§ Stored records:
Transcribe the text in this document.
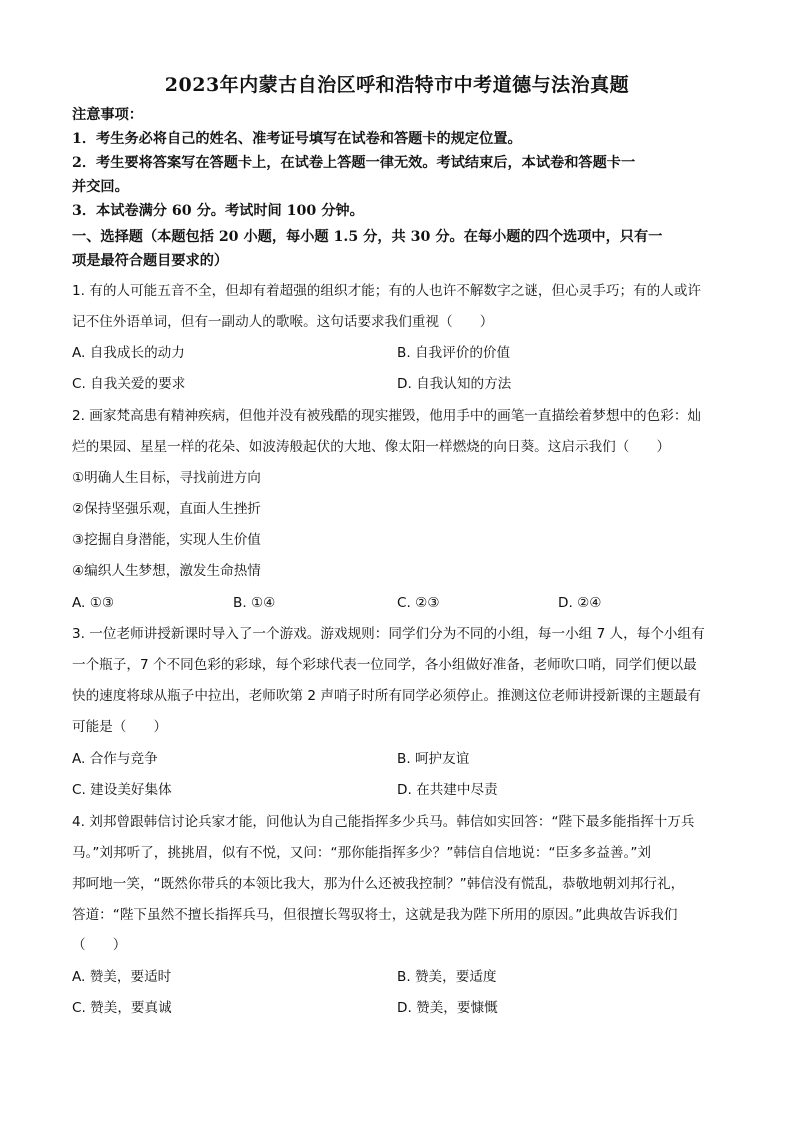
2023年内蒙古自治区呼和浩特市中考道德与法治真题
注意事项：
1．考生务必将自己的姓名、准考证号填写在试卷和答题卡的规定位置。
2．考生要将答案写在答题卡上，在试卷上答题一律无效。考试结束后，本试卷和答题卡一
并交回。
3．本试卷满分 60 分。考试时间 100 分钟。
一、选择题（本题包括 20 小题，每小题 1.5 分，共 30 分。在每小题的四个选项中，只有一
项是最符合题目要求的）
1. 有的人可能五音不全，但却有着超强的组织才能；有的人也许不解数字之谜，但心灵手巧；有的人或许
记不住外语单词，但有一副动人的歌喉。这句话要求我们重视（　　）
A. 自我成长的动力	B. 自我评价的价值
C. 自我关爱的要求	D. 自我认知的方法
2. 画家梵高患有精神疾病，但他并没有被残酷的现实摧毁，他用手中的画笔一直描绘着梦想中的色彩：灿
烂的果园、星星一样的花朵、如波涛般起伏的大地、像太阳一样燃烧的向日葵。这启示我们（　　）
①明确人生目标，寻找前进方向
②保持坚强乐观，直面人生挫折
③挖掘自身潜能，实现人生价值
④编织人生梦想，激发生命热情
A. ①③	B. ①④	C. ②③	D. ②④
3. 一位老师讲授新课时导入了一个游戏。游戏规则：同学们分为不同的小组，每一小组 7 人，每个小组有
一个瓶子，7 个不同色彩的彩球，每个彩球代表一位同学，各小组做好准备，老师吹口哨，同学们便以最
快的速度将球从瓶子中拉出，老师吹第 2 声哨子时所有同学必须停止。推测这位老师讲授新课的主题最有
可能是（　　）
A. 合作与竞争	B. 呵护友谊
C. 建设美好集体	D. 在共建中尽责
4. 刘邦曾跟韩信讨论兵家才能，问他认为自己能指挥多少兵马。韩信如实回答：“陛下最多能指挥十万兵
马。”刘邦听了，挑挑眉，似有不悦，又问：“那你能指挥多少？”韩信自信地说：“臣多多益善。”刘
邦呵地一笑，“既然你带兵的本领比我大，那为什么还被我控制？”韩信没有慌乱，恭敬地朝刘邦行礼，
答道：“陛下虽然不擅长指挥兵马，但很擅长驾驭将士，这就是我为陛下所用的原因。”此典故告诉我们
（　　）
A. 赞美，要适时	B. 赞美，要适度
C. 赞美，要真诚	D. 赞美，要慷慨
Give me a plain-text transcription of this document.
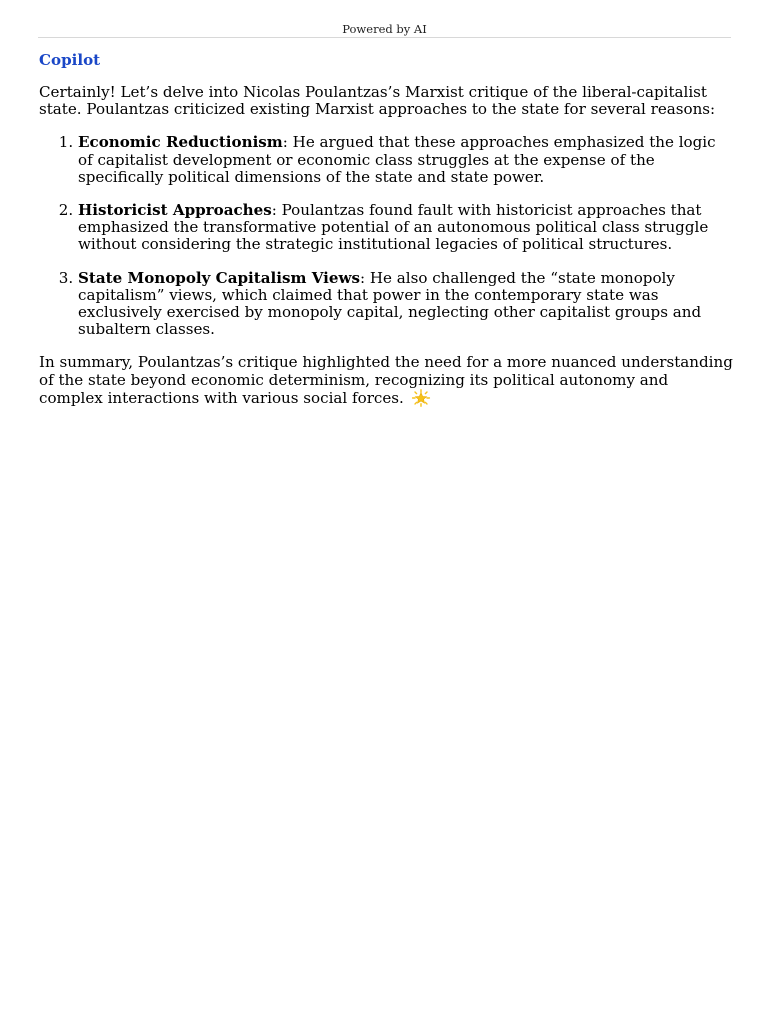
Powered by AI
Copilot

Certainly! Let’s delve into Nicolas Poulantzas’s Marxist critique of the liberal-capitalist state. Poulantzas criticized existing Marxist approaches to the state for several reasons:

1. Economic Reductionism: He argued that these approaches emphasized the logic of capitalist development or economic class struggles at the expense of the specifically political dimensions of the state and state power.
2. Historicist Approaches: Poulantzas found fault with historicist approaches that emphasized the transformative potential of an autonomous political class struggle without considering the strategic institutional legacies of political structures.
3. State Monopoly Capitalism Views: He also challenged the “state monopoly capitalism” views, which claimed that power in the contemporary state was exclusively exercised by monopoly capital, neglecting other capitalist groups and subaltern classes.

In summary, Poulantzas’s critique highlighted the need for a more nuanced understanding of the state beyond economic determinism, recognizing its political autonomy and complex interactions with various social forces.
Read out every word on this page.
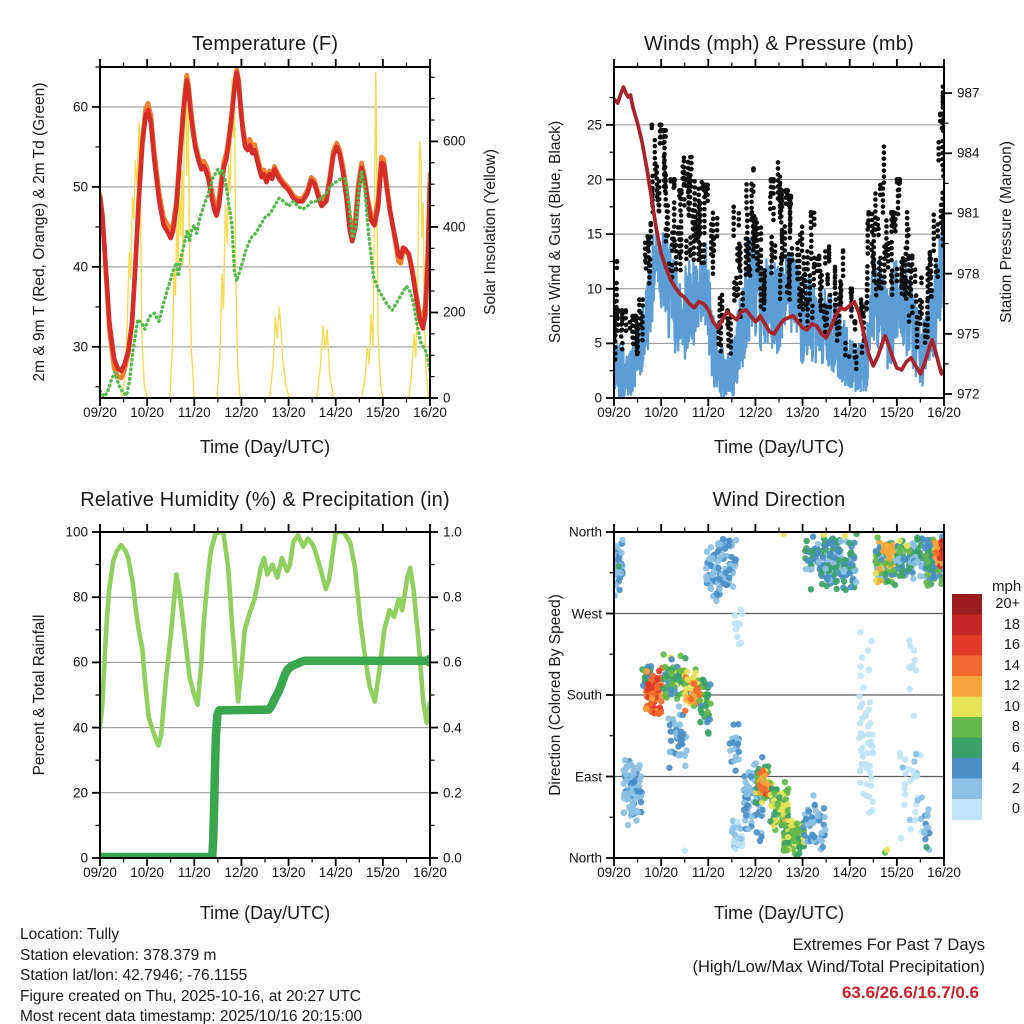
Temperature (F)	Winds (mph) & Pressure (mb)
Relative Humidity (%) & Precipitation (in)	Wind Direction
Time (Day/UTC)	Time (Day/UTC)
Time (Day/UTC)	Time (Day/UTC)
2m & 9m T (Red, Orange) & 2m Td (Green)	Solar Insolation (Yellow)	Sonic Wind & Gust (Blue, Black)	Station Pressure (Maroon)
Percent & Total Rainfall	Direction (Colored By Speed)
mph
Location: Tully
Station elevation: 378.379 m
Station lat/lon: 42.7946; -76.1155
Figure created on Thu, 2025-10-16, at 20:27 UTC
Most recent data timestamp: 2025/10/16 20:15:00
Extremes For Past 7 Days
(High/Low/Max Wind/Total Precipitation)
63.6/26.6/16.7/0.6
09/20 10/20 11/20 12/20 13/20 14/20 15/20 16/20	09/20 10/20 11/20 12/20 13/20 14/20 15/20 16/20
09/20 10/20 11/20 12/20 13/20 14/20 15/20 16/20	09/20 10/20 11/20 12/20 13/20 14/20 15/20 16/20
30
40
50
60
0
200
400
600
0
5
10
15
20
25
972
975
978
981
984
987
0
20
40
60
80
100
0.0
0.2
0.4
0.6
0.8
1.0	North
West
South
East
North
20+
18
16
14
12
10
8
6
4
2
0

§ Exercise brief:
Search the entries for the word "Direction" and copy every line that has it.

§ Exercise output:
Relative Humidity (%) & Precipitation (in)	Wind Direction
Percent & Total Rainfall	Direction (Colored By Speed)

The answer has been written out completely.